**Set problem:**
Retype every entry word for word.

+ + +

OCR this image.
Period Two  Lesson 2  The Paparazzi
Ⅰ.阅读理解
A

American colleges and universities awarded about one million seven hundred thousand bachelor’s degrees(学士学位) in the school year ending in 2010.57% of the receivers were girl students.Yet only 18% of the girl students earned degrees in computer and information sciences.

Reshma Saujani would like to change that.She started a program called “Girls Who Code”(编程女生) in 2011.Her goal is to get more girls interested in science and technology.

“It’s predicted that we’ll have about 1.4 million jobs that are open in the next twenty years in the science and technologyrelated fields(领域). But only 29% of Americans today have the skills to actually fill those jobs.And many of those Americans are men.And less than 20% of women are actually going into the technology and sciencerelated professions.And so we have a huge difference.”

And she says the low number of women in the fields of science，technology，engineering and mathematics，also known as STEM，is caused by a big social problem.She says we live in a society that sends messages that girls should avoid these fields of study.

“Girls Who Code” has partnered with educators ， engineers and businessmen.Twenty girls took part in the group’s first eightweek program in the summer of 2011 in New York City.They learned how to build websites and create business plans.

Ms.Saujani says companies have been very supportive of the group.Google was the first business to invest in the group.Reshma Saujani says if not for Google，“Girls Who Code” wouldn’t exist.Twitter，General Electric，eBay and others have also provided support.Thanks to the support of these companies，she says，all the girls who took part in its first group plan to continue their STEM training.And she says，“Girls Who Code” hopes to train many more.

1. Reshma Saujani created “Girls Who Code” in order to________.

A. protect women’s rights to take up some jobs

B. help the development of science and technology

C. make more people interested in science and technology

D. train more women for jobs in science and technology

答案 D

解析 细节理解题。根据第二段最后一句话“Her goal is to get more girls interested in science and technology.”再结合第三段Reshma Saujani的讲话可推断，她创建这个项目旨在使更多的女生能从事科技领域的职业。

+ + +

**Complete output:**
OCR this image.
Period Two  Lesson 2  The Paparazzi
Ⅰ.阅读理解
A

American colleges and universities awarded about one million seven hundred thousand bachelor’s degrees(学士学位) in the school year ending in 2010.57% of the receivers were girl students.Yet only 18% of the girl students earned degrees in computer and information sciences.

Reshma Saujani would like to change that.She started a program called “Girls Who Code”(编程女生) in 2011.Her goal is to get more girls interested in science and technology.

“It’s predicted that we’ll have about 1.4 million jobs that are open in the next twenty years in the science and technologyrelated fields(领域). But only 29% of Americans today have the skills to actually fill those jobs.And many of those Americans are men.And less than 20% of women are actually going into the technology and sciencerelated professions.And so we have a huge difference.”

And she says the low number of women in the fields of science，technology，engineering and mathematics，also known as STEM，is caused by a big social problem.She says we live in a society that sends messages that girls should avoid these fields of study.

“Girls Who Code” has partnered with educators ， engineers and businessmen.Twenty girls took part in the group’s first eightweek program in the summer of 2011 in New York City.They learned how to build websites and create business plans.

Ms.Saujani says companies have been very supportive of the group.Google was the first business to invest in the group.Reshma Saujani says if not for Google，“Girls Who Code” wouldn’t exist.Twitter，General Electric，eBay and others have also provided support.Thanks to the support of these companies，she says，all the girls who took part in its first group plan to continue their STEM training.And she says，“Girls Who Code” hopes to train many more.

1. Reshma Saujani created “Girls Who Code” in order to________.

A. protect women’s rights to take up some jobs

B. help the development of science and technology

C. make more people interested in science and technology

D. train more women for jobs in science and technology

答案 D

解析 细节理解题。根据第二段最后一句话“Her goal is to get more girls interested in science and technology.”再结合第三段Reshma Saujani的讲话可推断，她创建这个项目旨在使更多的女生能从事科技领域的职业。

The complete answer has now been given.